(Structured figure records)
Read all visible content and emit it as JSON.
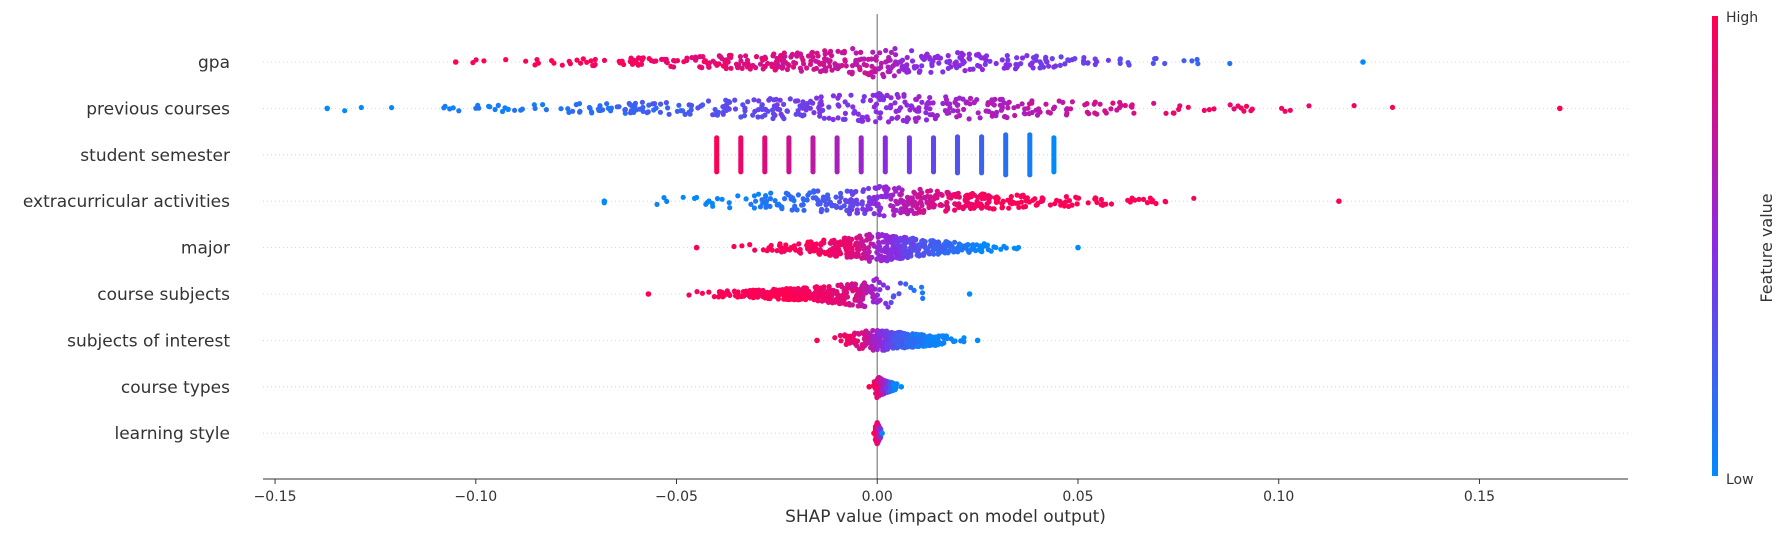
{
  "chart_data": {
    "type": "scatter",
    "subtype": "shap-beeswarm",
    "xlabel": "SHAP value (impact on model output)",
    "xlim": [
      -0.153,
      0.187
    ],
    "xticks": [
      -0.15,
      -0.1,
      -0.05,
      0.0,
      0.05,
      0.1,
      0.15
    ],
    "xtick_labels": [
      "−0.15",
      "−0.10",
      "−0.05",
      "0.00",
      "0.05",
      "0.10",
      "0.15"
    ],
    "zero_line": 0.0,
    "colorbar": {
      "title": "Feature value",
      "high_label": "High",
      "low_label": "Low",
      "high_color": "#ff0052",
      "mid_color": "#8a2be2",
      "low_color": "#008bfb"
    },
    "series": [
      {
        "name": "gpa",
        "x_min": -0.105,
        "x_max": 0.121,
        "color_trend": "high_left",
        "points": [
          {
            "x": -0.104,
            "v": 1.0
          },
          {
            "x": -0.09,
            "v": 1.0
          },
          {
            "x": -0.075,
            "v": 1.0
          },
          {
            "x": -0.06,
            "v": 0.95
          },
          {
            "x": -0.045,
            "v": 0.9
          },
          {
            "x": -0.03,
            "v": 0.85
          },
          {
            "x": -0.02,
            "v": 0.8
          },
          {
            "x": -0.01,
            "v": 0.75
          },
          {
            "x": 0.0,
            "v": 0.7
          },
          {
            "x": 0.008,
            "v": 0.5
          },
          {
            "x": 0.02,
            "v": 0.5
          },
          {
            "x": 0.035,
            "v": 0.45
          },
          {
            "x": 0.05,
            "v": 0.4
          },
          {
            "x": 0.065,
            "v": 0.35
          },
          {
            "x": 0.08,
            "v": 0.2
          },
          {
            "x": 0.095,
            "v": 0.1
          },
          {
            "x": 0.11,
            "v": 0.05
          },
          {
            "x": 0.12,
            "v": 0.0
          }
        ]
      },
      {
        "name": "previous courses",
        "x_min": -0.137,
        "x_max": 0.17,
        "color_trend": "high_right",
        "points": [
          {
            "x": -0.137,
            "v": 0.0
          },
          {
            "x": -0.125,
            "v": 0.0
          },
          {
            "x": -0.11,
            "v": 0.05
          },
          {
            "x": -0.09,
            "v": 0.1
          },
          {
            "x": -0.07,
            "v": 0.15
          },
          {
            "x": -0.05,
            "v": 0.25
          },
          {
            "x": -0.03,
            "v": 0.35
          },
          {
            "x": -0.01,
            "v": 0.45
          },
          {
            "x": 0.0,
            "v": 0.5
          },
          {
            "x": 0.02,
            "v": 0.6
          },
          {
            "x": 0.04,
            "v": 0.7
          },
          {
            "x": 0.06,
            "v": 0.8
          },
          {
            "x": 0.08,
            "v": 0.9
          },
          {
            "x": 0.1,
            "v": 0.95
          },
          {
            "x": 0.12,
            "v": 1.0
          },
          {
            "x": 0.14,
            "v": 1.0
          },
          {
            "x": 0.153,
            "v": 1.0
          },
          {
            "x": 0.17,
            "v": 1.0
          }
        ]
      },
      {
        "name": "student semester",
        "x_min": -0.04,
        "x_max": 0.044,
        "color_trend": "high_left",
        "discrete_x": [
          -0.04,
          -0.034,
          -0.028,
          -0.022,
          -0.016,
          -0.01,
          -0.004,
          0.002,
          0.008,
          0.014,
          0.02,
          0.026,
          0.032,
          0.038,
          0.044
        ]
      },
      {
        "name": "extracurricular activities",
        "x_min": -0.068,
        "x_max": 0.115,
        "color_trend": "high_right",
        "points": [
          {
            "x": -0.068,
            "v": 0.0
          },
          {
            "x": -0.048,
            "v": 0.0
          },
          {
            "x": -0.035,
            "v": 0.05
          },
          {
            "x": -0.02,
            "v": 0.15
          },
          {
            "x": -0.01,
            "v": 0.3
          },
          {
            "x": 0.0,
            "v": 0.5
          },
          {
            "x": 0.01,
            "v": 0.75
          },
          {
            "x": 0.02,
            "v": 0.9
          },
          {
            "x": 0.03,
            "v": 1.0
          },
          {
            "x": 0.05,
            "v": 1.0
          },
          {
            "x": 0.057,
            "v": 1.0
          },
          {
            "x": 0.073,
            "v": 1.0
          },
          {
            "x": 0.115,
            "v": 1.0
          }
        ]
      },
      {
        "name": "major",
        "x_min": -0.045,
        "x_max": 0.05,
        "color_trend": "high_left",
        "points": [
          {
            "x": -0.045,
            "v": 1.0
          },
          {
            "x": -0.03,
            "v": 1.0
          },
          {
            "x": -0.015,
            "v": 0.95
          },
          {
            "x": -0.005,
            "v": 0.85
          },
          {
            "x": 0.0,
            "v": 0.6
          },
          {
            "x": 0.01,
            "v": 0.3
          },
          {
            "x": 0.025,
            "v": 0.05
          },
          {
            "x": 0.04,
            "v": 0.0
          },
          {
            "x": 0.05,
            "v": 0.0
          }
        ]
      },
      {
        "name": "course subjects",
        "x_min": -0.057,
        "x_max": 0.023,
        "color_trend": "high_left",
        "points": [
          {
            "x": -0.057,
            "v": 1.0
          },
          {
            "x": -0.025,
            "v": 1.0
          },
          {
            "x": -0.015,
            "v": 0.95
          },
          {
            "x": -0.005,
            "v": 0.8
          },
          {
            "x": 0.0,
            "v": 0.55
          },
          {
            "x": 0.005,
            "v": 0.3
          },
          {
            "x": 0.012,
            "v": 0.1
          },
          {
            "x": 0.023,
            "v": 0.0
          }
        ]
      },
      {
        "name": "subjects of interest",
        "x_min": -0.015,
        "x_max": 0.025,
        "color_trend": "high_left",
        "points": [
          {
            "x": -0.015,
            "v": 1.0
          },
          {
            "x": -0.008,
            "v": 0.95
          },
          {
            "x": -0.003,
            "v": 0.8
          },
          {
            "x": 0.0,
            "v": 0.55
          },
          {
            "x": 0.004,
            "v": 0.3
          },
          {
            "x": 0.012,
            "v": 0.05
          },
          {
            "x": 0.025,
            "v": 0.0
          }
        ]
      },
      {
        "name": "course types",
        "x_min": -0.002,
        "x_max": 0.006,
        "color_trend": "high_left",
        "points": [
          {
            "x": -0.002,
            "v": 1.0
          },
          {
            "x": 0.0,
            "v": 0.9
          },
          {
            "x": 0.002,
            "v": 0.5
          },
          {
            "x": 0.004,
            "v": 0.0
          },
          {
            "x": 0.006,
            "v": 0.0
          }
        ]
      },
      {
        "name": "learning style",
        "x_min": -0.0008,
        "x_max": 0.0012,
        "color_trend": "high_left",
        "points": [
          {
            "x": -0.0008,
            "v": 1.0
          },
          {
            "x": 0.0,
            "v": 0.9
          },
          {
            "x": 0.0012,
            "v": 0.0
          }
        ]
      }
    ]
  }
}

_TO BE DONE:_
Copy all lines above containing the string "value".

_RESULT OF THIS TASK:_
    "xlabel": "SHAP value (impact on model output)",
      "title": "Feature value",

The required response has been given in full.